#### WHAT THE TASK REQUIRES
Find every line in the records below that holds the word "title", and copy it out.

Excerpt from a dataset:

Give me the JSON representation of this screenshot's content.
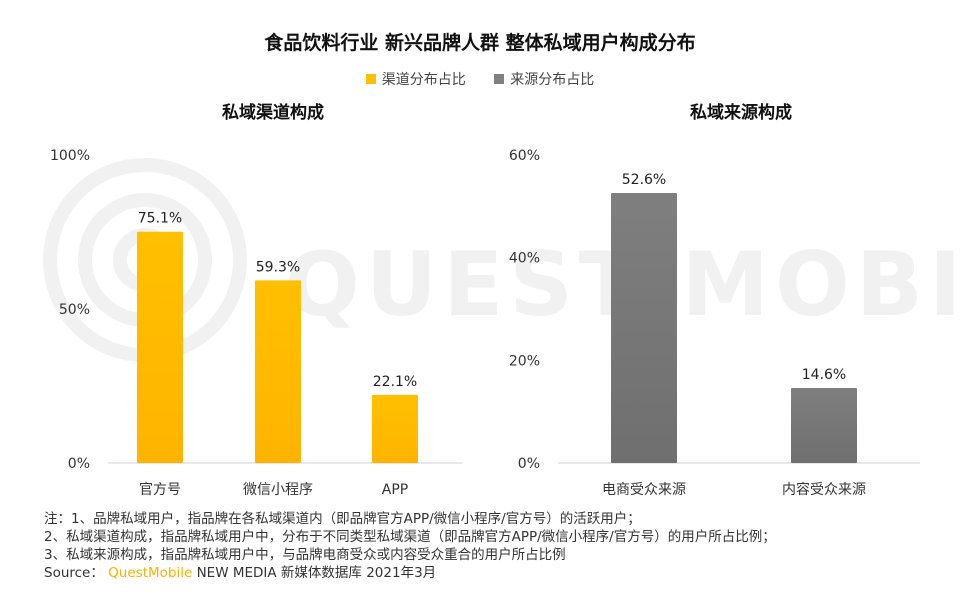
{
  "title": "食品饮料行业 新兴品牌人群 整体私域用户构成分布",
  "legend": [
    {
      "label": "渠道分布占比",
      "color": "#ffc000"
    },
    {
      "label": "来源分布占比",
      "color": "#7f7f7f"
    }
  ],
  "watermark": "QUEST MOBILE",
  "chart_data": [
    {
      "type": "bar",
      "title": "私域渠道构成",
      "series_name": "渠道分布占比",
      "categories": [
        "官方号",
        "微信小程序",
        "APP"
      ],
      "values": [
        75.1,
        59.3,
        22.1
      ],
      "value_labels": [
        "75.1%",
        "59.3%",
        "22.1%"
      ],
      "ylim": [
        0,
        100
      ],
      "yticks": [
        "0%",
        "50%",
        "100%"
      ],
      "color": "#ffc000"
    },
    {
      "type": "bar",
      "title": "私域来源构成",
      "series_name": "来源分布占比",
      "categories": [
        "电商受众来源",
        "内容受众来源"
      ],
      "values": [
        52.6,
        14.6
      ],
      "value_labels": [
        "52.6%",
        "14.6%"
      ],
      "ylim": [
        0,
        60
      ],
      "yticks": [
        "0%",
        "20%",
        "40%",
        "60%"
      ],
      "color": "#7f7f7f"
    }
  ],
  "notes": [
    "注：1、品牌私域用户，指品牌在各私域渠道内（即品牌官方APP/微信小程序/官方号）的活跃用户；",
    "2、私域渠道构成，指品牌私域用户中，分布于不同类型私域渠道（即品牌官方APP/微信小程序/官方号）的用户所占比例；",
    "3、私域来源构成，指品牌私域用户中，与品牌电商受众或内容受众重合的用户所占比例"
  ],
  "source": {
    "prefix": "Source：",
    "brand": "QuestMobile",
    "rest": " NEW MEDIA 新媒体数据库 2021年3月"
  }
}
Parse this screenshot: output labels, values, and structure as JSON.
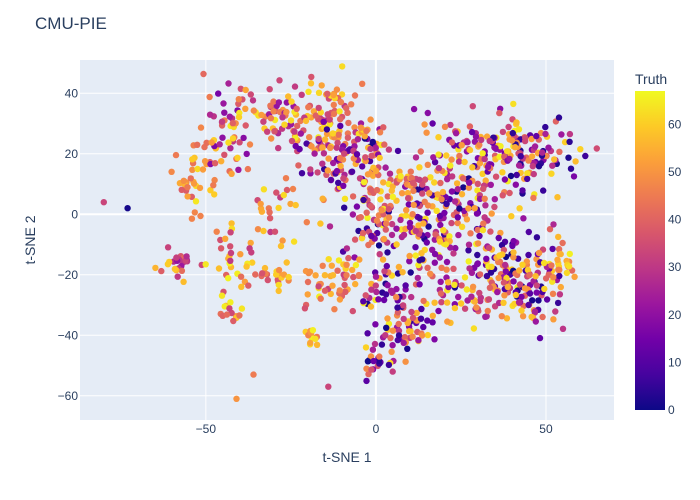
{
  "chart_data": {
    "type": "scatter",
    "title": "CMU-PIE",
    "xlabel": "t-SNE 1",
    "ylabel": "t-SNE 2",
    "xlim": [
      -87,
      70
    ],
    "ylim": [
      -68,
      51
    ],
    "xticks": [
      -50,
      0,
      50
    ],
    "yticks": [
      40,
      20,
      0,
      -20,
      -40,
      -60
    ],
    "xtick_labels": [
      "−50",
      "0",
      "50"
    ],
    "ytick_labels": [
      "40",
      "20",
      "0",
      "−20",
      "−40",
      "−60"
    ],
    "grid": true,
    "colorbar": {
      "title": "Truth",
      "range": [
        0,
        67
      ],
      "ticks": [
        0,
        10,
        20,
        30,
        40,
        50,
        60
      ],
      "tick_labels": [
        "0",
        "10",
        "20",
        "30",
        "40",
        "50",
        "60"
      ],
      "colorscale": [
        "#0d0887",
        "#46039f",
        "#7201a8",
        "#9c179e",
        "#bd3786",
        "#d8576b",
        "#ed7953",
        "#fb9f3a",
        "#fdca26",
        "#f0f921"
      ]
    },
    "background_color": "#e5ecf6",
    "clusters": [
      {
        "x": -57,
        "y": -15,
        "sx": 1.2,
        "sy": 1.2,
        "n": 14,
        "c": [
          20,
          45
        ]
      },
      {
        "x": -60,
        "y": -17,
        "sx": 3.0,
        "sy": 3.0,
        "n": 10,
        "c": [
          30,
          60
        ]
      },
      {
        "x": -53,
        "y": 13,
        "sx": 4.0,
        "sy": 6.0,
        "n": 40,
        "c": [
          35,
          65
        ]
      },
      {
        "x": -43,
        "y": 26,
        "sx": 5.0,
        "sy": 8.0,
        "n": 50,
        "c": [
          15,
          66
        ]
      },
      {
        "x": -28,
        "y": 33,
        "sx": 6.0,
        "sy": 5.0,
        "n": 60,
        "c": [
          20,
          66
        ]
      },
      {
        "x": -15,
        "y": 35,
        "sx": 5.0,
        "sy": 5.0,
        "n": 60,
        "c": [
          30,
          66
        ]
      },
      {
        "x": -18,
        "y": 22,
        "sx": 5.0,
        "sy": 5.0,
        "n": 40,
        "c": [
          5,
          66
        ]
      },
      {
        "x": -10,
        "y": 14,
        "sx": 6.0,
        "sy": 6.0,
        "n": 60,
        "c": [
          5,
          66
        ]
      },
      {
        "x": -3,
        "y": 24,
        "sx": 4.0,
        "sy": 4.0,
        "n": 40,
        "c": [
          0,
          66
        ]
      },
      {
        "x": -30,
        "y": 0,
        "sx": 6.0,
        "sy": 5.0,
        "n": 25,
        "c": [
          30,
          66
        ]
      },
      {
        "x": -43,
        "y": -13,
        "sx": 4.0,
        "sy": 6.0,
        "n": 30,
        "c": [
          30,
          66
        ]
      },
      {
        "x": -30,
        "y": -20,
        "sx": 8.0,
        "sy": 3.0,
        "n": 30,
        "c": [
          35,
          66
        ]
      },
      {
        "x": -44,
        "y": -33,
        "sx": 3.0,
        "sy": 2.0,
        "n": 14,
        "c": [
          30,
          66
        ]
      },
      {
        "x": -19,
        "y": -40,
        "sx": 1.5,
        "sy": 1.5,
        "n": 12,
        "c": [
          40,
          66
        ]
      },
      {
        "x": -15,
        "y": -27,
        "sx": 5.0,
        "sy": 4.0,
        "n": 20,
        "c": [
          30,
          66
        ]
      },
      {
        "x": -10,
        "y": -20,
        "sx": 4.0,
        "sy": 4.0,
        "n": 20,
        "c": [
          30,
          66
        ]
      },
      {
        "x": 0,
        "y": -5,
        "sx": 6.0,
        "sy": 8.0,
        "n": 70,
        "c": [
          0,
          66
        ]
      },
      {
        "x": 15,
        "y": -5,
        "sx": 7.0,
        "sy": 10.0,
        "n": 110,
        "c": [
          0,
          66
        ]
      },
      {
        "x": 8,
        "y": 10,
        "sx": 7.0,
        "sy": 5.0,
        "n": 60,
        "c": [
          30,
          66
        ]
      },
      {
        "x": 28,
        "y": 20,
        "sx": 8.0,
        "sy": 6.0,
        "n": 90,
        "c": [
          10,
          66
        ]
      },
      {
        "x": 45,
        "y": 20,
        "sx": 8.0,
        "sy": 6.0,
        "n": 110,
        "c": [
          0,
          66
        ]
      },
      {
        "x": 30,
        "y": 5,
        "sx": 8.0,
        "sy": 6.0,
        "n": 60,
        "c": [
          0,
          66
        ]
      },
      {
        "x": 33,
        "y": -15,
        "sx": 10.0,
        "sy": 6.0,
        "n": 90,
        "c": [
          0,
          66
        ]
      },
      {
        "x": 45,
        "y": -25,
        "sx": 6.0,
        "sy": 6.0,
        "n": 90,
        "c": [
          0,
          66
        ]
      },
      {
        "x": 30,
        "y": -28,
        "sx": 6.0,
        "sy": 4.0,
        "n": 50,
        "c": [
          15,
          66
        ]
      },
      {
        "x": 10,
        "y": -38,
        "sx": 6.0,
        "sy": 4.0,
        "n": 45,
        "c": [
          0,
          66
        ]
      },
      {
        "x": 2,
        "y": -47,
        "sx": 3.0,
        "sy": 4.0,
        "n": 30,
        "c": [
          0,
          66
        ]
      },
      {
        "x": 5,
        "y": -28,
        "sx": 5.0,
        "sy": 5.0,
        "n": 40,
        "c": [
          0,
          66
        ]
      },
      {
        "x": 55,
        "y": -15,
        "sx": 3.0,
        "sy": 3.0,
        "n": 20,
        "c": [
          40,
          66
        ]
      }
    ],
    "points": [
      {
        "x": -80,
        "y": 4,
        "c": 33
      },
      {
        "x": -73,
        "y": 2,
        "c": 1
      },
      {
        "x": -41,
        "y": -61,
        "c": 50
      },
      {
        "x": -36,
        "y": -53,
        "c": 45
      },
      {
        "x": -14,
        "y": -57,
        "c": 33
      }
    ]
  }
}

#### RESPONSE TO THIS EXERCISE
  "title": "食品饮料行业 新兴品牌人群 整体私域用户构成分布",
      "title": "私域渠道构成",
      "title": "私域来源构成",
    "title": "CMU-PIE",
      "title": "Truth",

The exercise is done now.